| Directive |
Quote every line as given.

Excerpts from a figure dataset:
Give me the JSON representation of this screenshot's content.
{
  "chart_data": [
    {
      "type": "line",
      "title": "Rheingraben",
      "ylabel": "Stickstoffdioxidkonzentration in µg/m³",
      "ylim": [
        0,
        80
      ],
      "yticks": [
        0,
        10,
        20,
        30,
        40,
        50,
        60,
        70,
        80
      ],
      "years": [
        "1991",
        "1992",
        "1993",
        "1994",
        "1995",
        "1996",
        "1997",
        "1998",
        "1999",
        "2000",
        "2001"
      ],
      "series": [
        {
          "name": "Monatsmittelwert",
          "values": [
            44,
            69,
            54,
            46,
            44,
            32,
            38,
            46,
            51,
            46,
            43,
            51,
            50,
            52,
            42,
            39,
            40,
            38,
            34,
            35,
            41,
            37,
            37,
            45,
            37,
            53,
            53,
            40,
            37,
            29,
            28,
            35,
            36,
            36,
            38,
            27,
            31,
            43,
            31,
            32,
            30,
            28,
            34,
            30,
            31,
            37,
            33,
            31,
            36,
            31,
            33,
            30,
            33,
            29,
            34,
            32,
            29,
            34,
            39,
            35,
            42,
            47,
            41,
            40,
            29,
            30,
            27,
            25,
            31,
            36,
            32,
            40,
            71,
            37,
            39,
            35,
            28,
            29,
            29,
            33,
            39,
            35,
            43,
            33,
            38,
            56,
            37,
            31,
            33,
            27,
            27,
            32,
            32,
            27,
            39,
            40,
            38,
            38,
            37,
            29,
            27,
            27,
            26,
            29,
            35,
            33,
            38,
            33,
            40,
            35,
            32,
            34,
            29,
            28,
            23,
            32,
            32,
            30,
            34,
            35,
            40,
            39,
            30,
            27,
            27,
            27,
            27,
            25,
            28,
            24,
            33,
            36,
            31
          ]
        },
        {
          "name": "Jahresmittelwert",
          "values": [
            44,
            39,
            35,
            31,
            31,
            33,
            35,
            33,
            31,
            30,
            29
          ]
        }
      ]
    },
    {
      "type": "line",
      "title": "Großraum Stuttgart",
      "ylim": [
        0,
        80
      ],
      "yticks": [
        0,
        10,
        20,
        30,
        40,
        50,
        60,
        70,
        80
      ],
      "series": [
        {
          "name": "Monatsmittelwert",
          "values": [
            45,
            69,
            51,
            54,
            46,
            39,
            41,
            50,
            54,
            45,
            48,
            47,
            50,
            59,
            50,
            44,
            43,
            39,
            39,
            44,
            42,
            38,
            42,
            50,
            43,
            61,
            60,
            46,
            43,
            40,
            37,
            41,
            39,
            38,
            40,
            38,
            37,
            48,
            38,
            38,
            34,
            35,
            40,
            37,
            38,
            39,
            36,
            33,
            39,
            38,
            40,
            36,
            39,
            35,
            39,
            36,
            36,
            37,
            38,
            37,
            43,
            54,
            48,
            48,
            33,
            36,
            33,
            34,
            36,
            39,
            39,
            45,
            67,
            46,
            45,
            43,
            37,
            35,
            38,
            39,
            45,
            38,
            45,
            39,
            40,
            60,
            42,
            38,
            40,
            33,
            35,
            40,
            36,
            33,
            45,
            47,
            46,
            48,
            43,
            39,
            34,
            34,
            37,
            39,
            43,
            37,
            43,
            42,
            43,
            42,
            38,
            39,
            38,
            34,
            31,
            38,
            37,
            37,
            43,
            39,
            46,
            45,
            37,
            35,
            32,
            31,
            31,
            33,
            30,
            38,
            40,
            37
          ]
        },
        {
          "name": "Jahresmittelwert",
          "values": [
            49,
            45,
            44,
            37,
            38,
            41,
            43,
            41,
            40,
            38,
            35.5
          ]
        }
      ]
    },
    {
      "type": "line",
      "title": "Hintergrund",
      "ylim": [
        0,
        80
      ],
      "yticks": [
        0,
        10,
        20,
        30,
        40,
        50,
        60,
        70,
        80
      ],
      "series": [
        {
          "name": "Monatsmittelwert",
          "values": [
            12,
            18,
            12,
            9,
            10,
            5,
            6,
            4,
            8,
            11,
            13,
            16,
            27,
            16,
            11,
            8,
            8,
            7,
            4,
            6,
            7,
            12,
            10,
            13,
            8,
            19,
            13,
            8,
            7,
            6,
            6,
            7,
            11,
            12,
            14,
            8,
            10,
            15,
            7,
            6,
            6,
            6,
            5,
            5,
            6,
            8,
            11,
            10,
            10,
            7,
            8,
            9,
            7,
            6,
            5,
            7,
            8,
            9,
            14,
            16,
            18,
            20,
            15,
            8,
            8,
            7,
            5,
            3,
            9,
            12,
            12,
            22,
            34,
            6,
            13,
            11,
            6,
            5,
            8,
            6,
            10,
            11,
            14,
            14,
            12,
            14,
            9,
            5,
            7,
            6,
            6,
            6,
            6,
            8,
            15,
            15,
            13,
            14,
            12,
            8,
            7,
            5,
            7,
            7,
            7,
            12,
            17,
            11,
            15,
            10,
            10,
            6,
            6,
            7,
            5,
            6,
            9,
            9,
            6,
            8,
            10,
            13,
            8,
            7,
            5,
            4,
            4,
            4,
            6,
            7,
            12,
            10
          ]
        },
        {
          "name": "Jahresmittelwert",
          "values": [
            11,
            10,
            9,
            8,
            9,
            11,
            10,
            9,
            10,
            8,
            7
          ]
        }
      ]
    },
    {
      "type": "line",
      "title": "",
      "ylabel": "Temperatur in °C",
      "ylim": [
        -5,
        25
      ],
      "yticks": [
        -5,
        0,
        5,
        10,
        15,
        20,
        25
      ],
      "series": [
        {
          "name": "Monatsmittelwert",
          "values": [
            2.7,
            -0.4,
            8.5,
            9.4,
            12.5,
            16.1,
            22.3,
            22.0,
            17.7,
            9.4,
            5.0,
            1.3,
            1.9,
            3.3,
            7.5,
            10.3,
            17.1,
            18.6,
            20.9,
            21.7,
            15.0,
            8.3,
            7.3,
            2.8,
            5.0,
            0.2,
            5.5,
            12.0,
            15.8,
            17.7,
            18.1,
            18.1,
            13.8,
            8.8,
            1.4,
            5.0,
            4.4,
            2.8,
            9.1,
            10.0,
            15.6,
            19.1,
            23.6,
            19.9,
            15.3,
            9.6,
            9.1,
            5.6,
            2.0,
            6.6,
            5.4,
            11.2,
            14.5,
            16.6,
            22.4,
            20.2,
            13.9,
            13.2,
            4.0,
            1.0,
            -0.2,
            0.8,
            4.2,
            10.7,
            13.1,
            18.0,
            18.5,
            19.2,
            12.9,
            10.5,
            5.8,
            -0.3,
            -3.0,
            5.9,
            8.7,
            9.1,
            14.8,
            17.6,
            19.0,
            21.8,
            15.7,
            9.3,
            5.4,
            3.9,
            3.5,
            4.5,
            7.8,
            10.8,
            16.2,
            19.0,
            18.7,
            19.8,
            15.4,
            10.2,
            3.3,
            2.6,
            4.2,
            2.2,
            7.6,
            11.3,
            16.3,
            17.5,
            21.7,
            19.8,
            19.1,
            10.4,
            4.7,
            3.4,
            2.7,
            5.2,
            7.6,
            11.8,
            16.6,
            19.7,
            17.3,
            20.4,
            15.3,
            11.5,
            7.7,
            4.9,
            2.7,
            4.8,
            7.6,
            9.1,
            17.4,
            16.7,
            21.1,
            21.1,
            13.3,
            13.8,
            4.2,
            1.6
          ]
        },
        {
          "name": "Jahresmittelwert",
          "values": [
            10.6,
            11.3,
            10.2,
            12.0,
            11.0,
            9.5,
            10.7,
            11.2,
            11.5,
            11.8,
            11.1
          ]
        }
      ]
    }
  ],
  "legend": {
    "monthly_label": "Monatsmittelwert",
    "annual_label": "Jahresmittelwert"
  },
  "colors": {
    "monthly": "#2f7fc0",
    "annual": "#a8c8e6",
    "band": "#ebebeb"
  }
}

| Solution to this problem |
Give me the JSON representation of this screenshot's content.
{
  "chart_data": [
    {
      "type": "line",
      "title": "Rheingraben",
      "ylabel": "Stickstoffdioxidkonzentration in µg/m³",
      "ylim": [
        0,
        80
      ],
      "yticks": [
        0,
        10,
        20,
        30,
        40,
        50,
        60,
        70,
        80
      ],
      "years": [
        "1991",
        "1992",
        "1993",
        "1994",
        "1995",
        "1996",
        "1997",
        "1998",
        "1999",
        "2000",
        "2001"
      ],
      "series": [
        {
          "name": "Monatsmittelwert",
          "values": [
            44,
            69,
            54,
            46,
            44,
            32,
            38,
            46,
            51,
            46,
            43,
            51,
            50,
            52,
            42,
            39,
            40,
            38,
            34,
            35,
            41,
            37,
            37,
            45,
            37,
            53,
            53,
            40,
            37,
            29,
            28,
            35,
            36,
            36,
            38,
            27,
            31,
            43,
            31,
            32,
            30,
            28,
            34,
            30,
            31,
            37,
            33,
            31,
            36,
            31,
            33,
            30,
            33,
            29,
            34,
            32,
            29,
            34,
            39,
            35,
            42,
            47,
            41,
            40,
            29,
            30,
            27,
            25,
            31,
            36,
            32,
            40,
            71,
            37,
            39,
            35,
            28,
            29,
            29,
            33,
            39,
            35,
            43,
            33,
            38,
            56,
            37,
            31,
            33,
            27,
            27,
            32,
            32,
            27,
            39,
            40,
            38,
            38,
            37,
            29,
            27,
            27,
            26,
            29,
            35,
            33,
            38,
            33,
            40,
            35,
            32,
            34,
            29,
            28,
            23,
            32,
            32,
            30,
            34,
            35,
            40,
            39,
            30,
            27,
            27,
            27,
            27,
            25,
            28,
            24,
            33,
            36,
            31
          ]
        },
        {
          "name": "Jahresmittelwert",
          "values": [
            44,
            39,
            35,
            31,
            31,
            33,
            35,
            33,
            31,
            30,
            29
          ]
        }
      ]
    },
    {
      "type": "line",
      "title": "Großraum Stuttgart",
      "ylim": [
        0,
        80
      ],
      "yticks": [
        0,
        10,
        20,
        30,
        40,
        50,
        60,
        70,
        80
      ],
      "series": [
        {
          "name": "Monatsmittelwert",
          "values": [
            45,
            69,
            51,
            54,
            46,
            39,
            41,
            50,
            54,
            45,
            48,
            47,
            50,
            59,
            50,
            44,
            43,
            39,
            39,
            44,
            42,
            38,
            42,
            50,
            43,
            61,
            60,
            46,
            43,
            40,
            37,
            41,
            39,
            38,
            40,
            38,
            37,
            48,
            38,
            38,
            34,
            35,
            40,
            37,
            38,
            39,
            36,
            33,
            39,
            38,
            40,
            36,
            39,
            35,
            39,
            36,
            36,
            37,
            38,
            37,
            43,
            54,
            48,
            48,
            33,
            36,
            33,
            34,
            36,
            39,
            39,
            45,
            67,
            46,
            45,
            43,
            37,
            35,
            38,
            39,
            45,
            38,
            45,
            39,
            40,
            60,
            42,
            38,
            40,
            33,
            35,
            40,
            36,
            33,
            45,
            47,
            46,
            48,
            43,
            39,
            34,
            34,
            37,
            39,
            43,
            37,
            43,
            42,
            43,
            42,
            38,
            39,
            38,
            34,
            31,
            38,
            37,
            37,
            43,
            39,
            46,
            45,
            37,
            35,
            32,
            31,
            31,
            33,
            30,
            38,
            40,
            37
          ]
        },
        {
          "name": "Jahresmittelwert",
          "values": [
            49,
            45,
            44,
            37,
            38,
            41,
            43,
            41,
            40,
            38,
            35.5
          ]
        }
      ]
    },
    {
      "type": "line",
      "title": "Hintergrund",
      "ylim": [
        0,
        80
      ],
      "yticks": [
        0,
        10,
        20,
        30,
        40,
        50,
        60,
        70,
        80
      ],
      "series": [
        {
          "name": "Monatsmittelwert",
          "values": [
            12,
            18,
            12,
            9,
            10,
            5,
            6,
            4,
            8,
            11,
            13,
            16,
            27,
            16,
            11,
            8,
            8,
            7,
            4,
            6,
            7,
            12,
            10,
            13,
            8,
            19,
            13,
            8,
            7,
            6,
            6,
            7,
            11,
            12,
            14,
            8,
            10,
            15,
            7,
            6,
            6,
            6,
            5,
            5,
            6,
            8,
            11,
            10,
            10,
            7,
            8,
            9,
            7,
            6,
            5,
            7,
            8,
            9,
            14,
            16,
            18,
            20,
            15,
            8,
            8,
            7,
            5,
            3,
            9,
            12,
            12,
            22,
            34,
            6,
            13,
            11,
            6,
            5,
            8,
            6,
            10,
            11,
            14,
            14,
            12,
            14,
            9,
            5,
            7,
            6,
            6,
            6,
            6,
            8,
            15,
            15,
            13,
            14,
            12,
            8,
            7,
            5,
            7,
            7,
            7,
            12,
            17,
            11,
            15,
            10,
            10,
            6,
            6,
            7,
            5,
            6,
            9,
            9,
            6,
            8,
            10,
            13,
            8,
            7,
            5,
            4,
            4,
            4,
            6,
            7,
            12,
            10
          ]
        },
        {
          "name": "Jahresmittelwert",
          "values": [
            11,
            10,
            9,
            8,
            9,
            11,
            10,
            9,
            10,
            8,
            7
          ]
        }
      ]
    },
    {
      "type": "line",
      "title": "",
      "ylabel": "Temperatur in °C",
      "ylim": [
        -5,
        25
      ],
      "yticks": [
        -5,
        0,
        5,
        10,
        15,
        20,
        25
      ],
      "series": [
        {
          "name": "Monatsmittelwert",
          "values": [
            2.7,
            -0.4,
            8.5,
            9.4,
            12.5,
            16.1,
            22.3,
            22.0,
            17.7,
            9.4,
            5.0,
            1.3,
            1.9,
            3.3,
            7.5,
            10.3,
            17.1,
            18.6,
            20.9,
            21.7,
            15.0,
            8.3,
            7.3,
            2.8,
            5.0,
            0.2,
            5.5,
            12.0,
            15.8,
            17.7,
            18.1,
            18.1,
            13.8,
            8.8,
            1.4,
            5.0,
            4.4,
            2.8,
            9.1,
            10.0,
            15.6,
            19.1,
            23.6,
            19.9,
            15.3,
            9.6,
            9.1,
            5.6,
            2.0,
            6.6,
            5.4,
            11.2,
            14.5,
            16.6,
            22.4,
            20.2,
            13.9,
            13.2,
            4.0,
            1.0,
            -0.2,
            0.8,
            4.2,
            10.7,
            13.1,
            18.0,
            18.5,
            19.2,
            12.9,
            10.5,
            5.8,
            -0.3,
            -3.0,
            5.9,
            8.7,
            9.1,
            14.8,
            17.6,
            19.0,
            21.8,
            15.7,
            9.3,
            5.4,
            3.9,
            3.5,
            4.5,
            7.8,
            10.8,
            16.2,
            19.0,
            18.7,
            19.8,
            15.4,
            10.2,
            3.3,
            2.6,
            4.2,
            2.2,
            7.6,
            11.3,
            16.3,
            17.5,
            21.7,
            19.8,
            19.1,
            10.4,
            4.7,
            3.4,
            2.7,
            5.2,
            7.6,
            11.8,
            16.6,
            19.7,
            17.3,
            20.4,
            15.3,
            11.5,
            7.7,
            4.9,
            2.7,
            4.8,
            7.6,
            9.1,
            17.4,
            16.7,
            21.1,
            21.1,
            13.3,
            13.8,
            4.2,
            1.6
          ]
        },
        {
          "name": "Jahresmittelwert",
          "values": [
            10.6,
            11.3,
            10.2,
            12.0,
            11.0,
            9.5,
            10.7,
            11.2,
            11.5,
            11.8,
            11.1
          ]
        }
      ]
    }
  ],
  "legend": {
    "monthly_label": "Monatsmittelwert",
    "annual_label": "Jahresmittelwert"
  },
  "colors": {
    "monthly": "#2f7fc0",
    "annual": "#a8c8e6",
    "band": "#ebebeb"
  }
}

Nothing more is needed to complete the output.